_Exercise prompt:_ According to the ski page, in which town is the new branch of the New England Ski Museum opening?

_Given passage:_
☆ ☆ ☆ ☆ ☆

You Have To Be A Certain Age To Have Used This.

Credit: John Emery

Thanks to reader John Emery, 65, from Meridian, ID, who skis as regularly as possible at Bogus Basin.  He sent in this memory from yesteryear.  Do you know what it was used for? By the way, John has been skiing since age 4 when he started back in Connecticut. There’s a bit of a nuanced hint in that last sentence.  Scroll down and write your guess in COMMENTS below.

If you have any “guess who/what this is”, let us know.  We are running these archival pictures in partnership with some outstanding ski museums sprinkled across the US and Canada.  However, if readers have a puzzler, we’ll consider it.

Last Week

Medals. Whose?

Yes, these are Bode Miller’s medals at the New England Ski Museum in Franconia, NH, at the base of the Cannon Mountain tram. Incidentally the new branch of the New England Ski Museum opens in North Conway this Saturday, Feb. 24, with a ribbon cutting.

These five medals represent Bode’s victories in the Olympics at Salt Lake City (2002) and Vancouver (2010).  Bode also won three other medals at the Olympics, presumably they are in a vault somewhere. (Source: Wikipedia)

  • Sochi 2014, bronze (super combined), bronze (super-G)
  • Vancouver 2010, gold (combined), silver (super-G), bronze (downhill),
  • Torino 2006, gold (giant slalom)
  • Salt Lake City 2002, silver (giant slalom, combined)

Bode can well be said to be the most successful American male Alpine ski racer of all time with eight Olympic and five World Cup medals over a 17 year career.

☆ ☆ ☆ ☆ ☆

_Data extracts:_
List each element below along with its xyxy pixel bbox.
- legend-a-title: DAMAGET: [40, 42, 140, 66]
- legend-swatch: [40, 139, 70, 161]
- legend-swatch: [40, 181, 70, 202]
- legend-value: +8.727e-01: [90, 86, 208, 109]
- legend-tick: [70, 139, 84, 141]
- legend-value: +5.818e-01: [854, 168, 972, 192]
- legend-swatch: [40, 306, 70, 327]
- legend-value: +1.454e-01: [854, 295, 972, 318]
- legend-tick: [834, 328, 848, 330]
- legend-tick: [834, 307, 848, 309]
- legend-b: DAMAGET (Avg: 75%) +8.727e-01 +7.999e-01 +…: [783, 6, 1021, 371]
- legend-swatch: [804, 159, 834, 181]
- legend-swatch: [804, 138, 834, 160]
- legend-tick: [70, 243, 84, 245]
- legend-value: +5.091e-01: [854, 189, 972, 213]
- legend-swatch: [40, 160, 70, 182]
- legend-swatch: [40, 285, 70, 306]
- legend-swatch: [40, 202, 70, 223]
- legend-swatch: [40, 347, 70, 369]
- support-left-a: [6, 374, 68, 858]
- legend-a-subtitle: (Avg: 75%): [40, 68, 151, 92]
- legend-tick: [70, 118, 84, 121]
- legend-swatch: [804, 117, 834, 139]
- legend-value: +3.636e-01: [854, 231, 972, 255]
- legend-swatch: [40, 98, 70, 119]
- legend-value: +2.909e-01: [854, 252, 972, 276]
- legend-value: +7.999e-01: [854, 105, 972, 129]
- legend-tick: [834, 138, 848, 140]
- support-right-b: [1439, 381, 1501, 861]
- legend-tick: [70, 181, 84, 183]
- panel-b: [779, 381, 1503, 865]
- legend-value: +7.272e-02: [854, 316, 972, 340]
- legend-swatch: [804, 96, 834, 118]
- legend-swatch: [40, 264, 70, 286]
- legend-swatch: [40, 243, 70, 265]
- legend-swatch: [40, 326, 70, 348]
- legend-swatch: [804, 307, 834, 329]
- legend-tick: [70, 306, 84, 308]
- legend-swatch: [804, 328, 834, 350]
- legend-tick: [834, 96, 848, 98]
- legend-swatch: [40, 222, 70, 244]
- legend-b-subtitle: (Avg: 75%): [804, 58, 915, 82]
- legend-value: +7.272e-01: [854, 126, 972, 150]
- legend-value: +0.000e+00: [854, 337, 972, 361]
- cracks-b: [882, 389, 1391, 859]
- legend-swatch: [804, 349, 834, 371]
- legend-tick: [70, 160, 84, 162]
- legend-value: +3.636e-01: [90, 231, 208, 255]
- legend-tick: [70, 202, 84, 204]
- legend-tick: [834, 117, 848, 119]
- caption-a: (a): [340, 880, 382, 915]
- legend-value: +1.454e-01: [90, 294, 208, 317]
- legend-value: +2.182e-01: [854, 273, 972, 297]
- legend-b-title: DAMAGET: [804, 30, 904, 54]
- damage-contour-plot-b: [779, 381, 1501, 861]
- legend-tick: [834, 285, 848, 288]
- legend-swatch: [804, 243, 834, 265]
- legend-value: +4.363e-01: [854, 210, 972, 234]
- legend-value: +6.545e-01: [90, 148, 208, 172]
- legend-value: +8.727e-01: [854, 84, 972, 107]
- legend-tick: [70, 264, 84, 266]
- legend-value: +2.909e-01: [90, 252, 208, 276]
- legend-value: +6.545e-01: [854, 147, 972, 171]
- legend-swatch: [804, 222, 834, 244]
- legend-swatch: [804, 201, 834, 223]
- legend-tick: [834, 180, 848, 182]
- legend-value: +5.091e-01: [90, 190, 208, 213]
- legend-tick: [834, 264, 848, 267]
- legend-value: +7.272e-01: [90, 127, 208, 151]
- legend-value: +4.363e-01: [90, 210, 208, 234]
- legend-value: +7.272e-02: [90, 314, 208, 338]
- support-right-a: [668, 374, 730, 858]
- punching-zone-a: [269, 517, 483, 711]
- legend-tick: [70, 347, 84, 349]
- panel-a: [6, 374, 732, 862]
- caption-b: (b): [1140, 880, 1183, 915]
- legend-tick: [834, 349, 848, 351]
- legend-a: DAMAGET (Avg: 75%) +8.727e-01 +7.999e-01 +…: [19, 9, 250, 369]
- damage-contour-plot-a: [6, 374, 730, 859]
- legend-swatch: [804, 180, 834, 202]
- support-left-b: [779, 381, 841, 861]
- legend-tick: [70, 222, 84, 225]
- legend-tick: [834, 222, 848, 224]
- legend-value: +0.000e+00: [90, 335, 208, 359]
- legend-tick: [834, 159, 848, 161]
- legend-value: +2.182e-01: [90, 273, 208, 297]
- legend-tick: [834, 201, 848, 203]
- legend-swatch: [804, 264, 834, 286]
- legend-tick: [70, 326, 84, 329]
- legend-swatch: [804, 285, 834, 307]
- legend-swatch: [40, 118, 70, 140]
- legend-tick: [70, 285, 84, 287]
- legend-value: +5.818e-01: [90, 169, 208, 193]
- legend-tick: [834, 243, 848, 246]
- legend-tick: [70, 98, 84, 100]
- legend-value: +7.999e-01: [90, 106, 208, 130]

☆ ☆ ☆ ☆ ☆

_Finished exercise:_ North Conway